Source data:
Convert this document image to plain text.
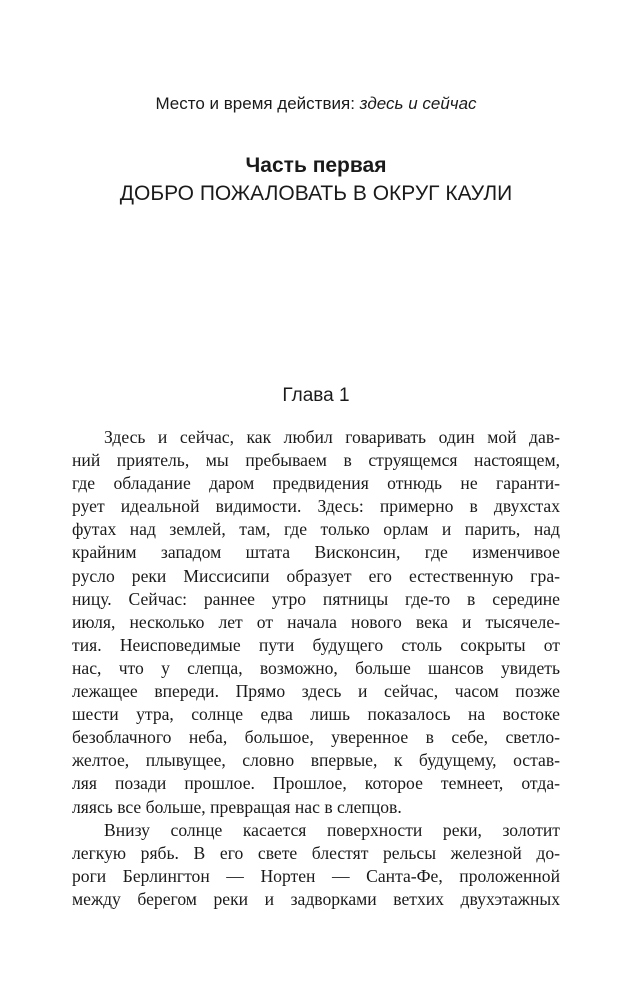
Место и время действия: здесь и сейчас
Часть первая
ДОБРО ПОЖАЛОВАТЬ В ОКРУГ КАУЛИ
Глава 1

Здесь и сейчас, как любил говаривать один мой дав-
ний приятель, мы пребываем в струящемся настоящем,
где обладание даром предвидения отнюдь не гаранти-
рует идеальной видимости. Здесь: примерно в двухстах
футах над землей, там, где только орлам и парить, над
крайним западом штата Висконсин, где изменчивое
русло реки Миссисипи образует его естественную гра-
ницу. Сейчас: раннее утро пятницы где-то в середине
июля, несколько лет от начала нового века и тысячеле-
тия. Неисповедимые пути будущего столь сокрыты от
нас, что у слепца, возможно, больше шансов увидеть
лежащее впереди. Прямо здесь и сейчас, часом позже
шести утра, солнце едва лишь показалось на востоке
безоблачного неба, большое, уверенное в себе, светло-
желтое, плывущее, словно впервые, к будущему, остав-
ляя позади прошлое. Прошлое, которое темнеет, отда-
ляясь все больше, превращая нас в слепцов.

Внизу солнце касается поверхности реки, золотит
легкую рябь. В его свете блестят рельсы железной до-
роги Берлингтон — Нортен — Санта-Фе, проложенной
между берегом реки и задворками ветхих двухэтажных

◆ SHORT PROBLEM: Transcribe all of the entries word for word, but skip any pictures they contain.

◆ ANSWER IN FULL:
Convert this document image to plain text.
Место и время действия: здесь и сейчас
Часть первая
ДОБРО ПОЖАЛОВАТЬ В ОКРУГ КАУЛИ
Глава 1

Здесь и сейчас, как любил говаривать один мой дав-
ний приятель, мы пребываем в струящемся настоящем,
где обладание даром предвидения отнюдь не гаранти-
рует идеальной видимости. Здесь: примерно в двухстах
футах над землей, там, где только орлам и парить, над
крайним западом штата Висконсин, где изменчивое
русло реки Миссисипи образует его естественную гра-
ницу. Сейчас: раннее утро пятницы где-то в середине
июля, несколько лет от начала нового века и тысячеле-
тия. Неисповедимые пути будущего столь сокрыты от
нас, что у слепца, возможно, больше шансов увидеть
лежащее впереди. Прямо здесь и сейчас, часом позже
шести утра, солнце едва лишь показалось на востоке
безоблачного неба, большое, уверенное в себе, светло-
желтое, плывущее, словно впервые, к будущему, остав-
ляя позади прошлое. Прошлое, которое темнеет, отда-
ляясь все больше, превращая нас в слепцов.

Внизу солнце касается поверхности реки, золотит
легкую рябь. В его свете блестят рельсы железной до-
роги Берлингтон — Нортен — Санта-Фе, проложенной
между берегом реки и задворками ветхих двухэтажных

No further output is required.